**Source data**
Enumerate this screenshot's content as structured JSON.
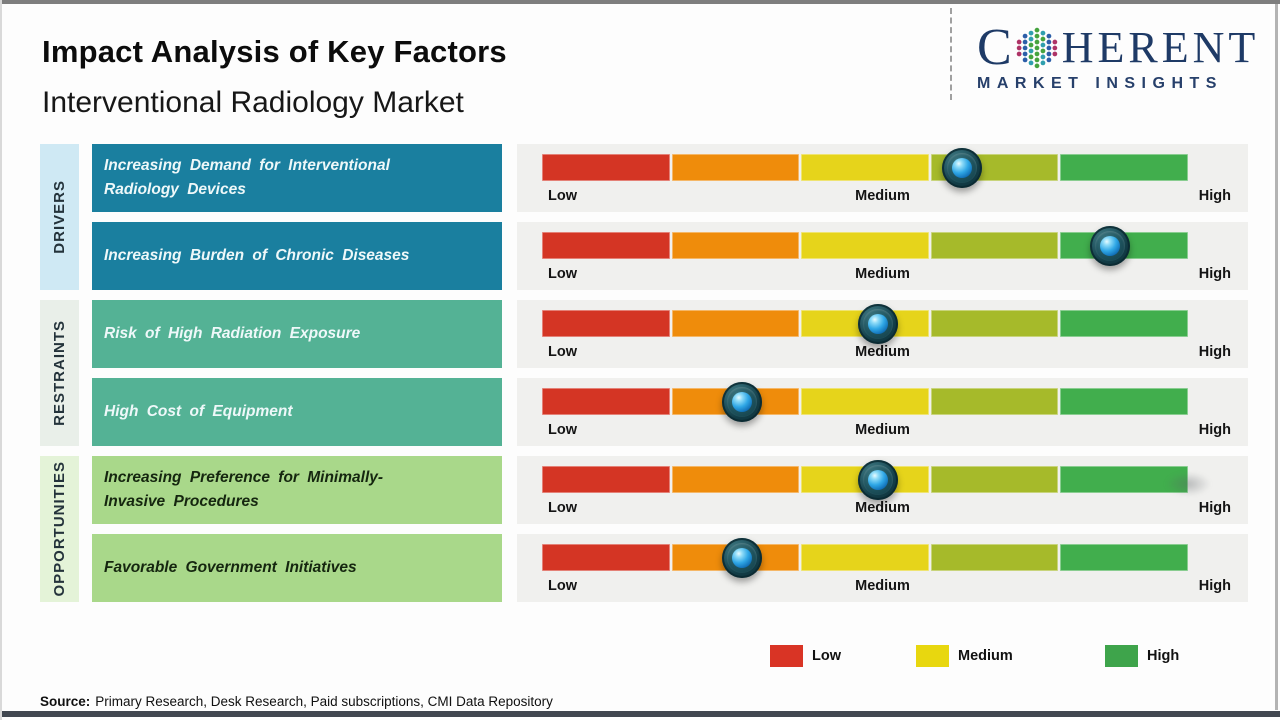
{
  "header": {
    "title": "Impact Analysis of Key Factors",
    "subtitle": "Interventional Radiology Market"
  },
  "logo": {
    "brand_c": "C",
    "brand_rest": "HERENT",
    "tagline": "MARKET INSIGHTS",
    "brand_color": "#1e3a66"
  },
  "chart_data": {
    "type": "impact-dot-scale",
    "title": "Impact Analysis of Key Factors",
    "scale": {
      "labels": [
        "Low",
        "Medium",
        "High"
      ],
      "range_pct": [
        0,
        100
      ],
      "segment_colors": [
        "#d43524",
        "#ef8c0b",
        "#e6d41b",
        "#a6ba2a",
        "#41ae4d"
      ]
    },
    "groups": [
      {
        "label": "DRIVERS",
        "color": "#1a7f9f",
        "sidebar_color": "#cfe9f4"
      },
      {
        "label": "RESTRAINTS",
        "color": "#54b295",
        "sidebar_color": "#e9efe9"
      },
      {
        "label": "OPPORTUNITIES",
        "color": "#a9d88a",
        "sidebar_color": "#e4f3d8"
      }
    ],
    "rows": [
      {
        "group": "DRIVERS",
        "factor": "Increasing Demand for Interventional Radiology Devices",
        "impact_level": "Medium-High",
        "impact_pct": 65
      },
      {
        "group": "DRIVERS",
        "factor": "Increasing Burden of Chronic Diseases",
        "impact_level": "High",
        "impact_pct": 88
      },
      {
        "group": "RESTRAINTS",
        "factor": "Risk of High Radiation Exposure",
        "impact_level": "Medium",
        "impact_pct": 52
      },
      {
        "group": "RESTRAINTS",
        "factor": "High Cost of Equipment",
        "impact_level": "Low-Medium",
        "impact_pct": 31
      },
      {
        "group": "OPPORTUNITIES",
        "factor": "Increasing Preference for Minimally-Invasive Procedures",
        "impact_level": "Medium",
        "impact_pct": 52
      },
      {
        "group": "OPPORTUNITIES",
        "factor": "Favorable Government Initiatives",
        "impact_level": "Low-Medium",
        "impact_pct": 31
      }
    ]
  },
  "legend": {
    "items": [
      {
        "label": "Low",
        "color": "#d93425"
      },
      {
        "label": "Medium",
        "color": "#e8d70f"
      },
      {
        "label": "High",
        "color": "#3ea44b"
      }
    ]
  },
  "source": {
    "label": "Source:",
    "text": "Primary Research, Desk Research, Paid subscriptions, CMI Data Repository"
  }
}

**EXERCISE**
From the entries above, extract every line where the word "Medium" appears.

**EXERCISE SOLUTION**
        "Medium",
        "impact_level": "Medium-High",
        "impact_level": "Medium",
        "impact_level": "Low-Medium",
        "impact_level": "Medium",
        "impact_level": "Low-Medium",
        "label": "Medium",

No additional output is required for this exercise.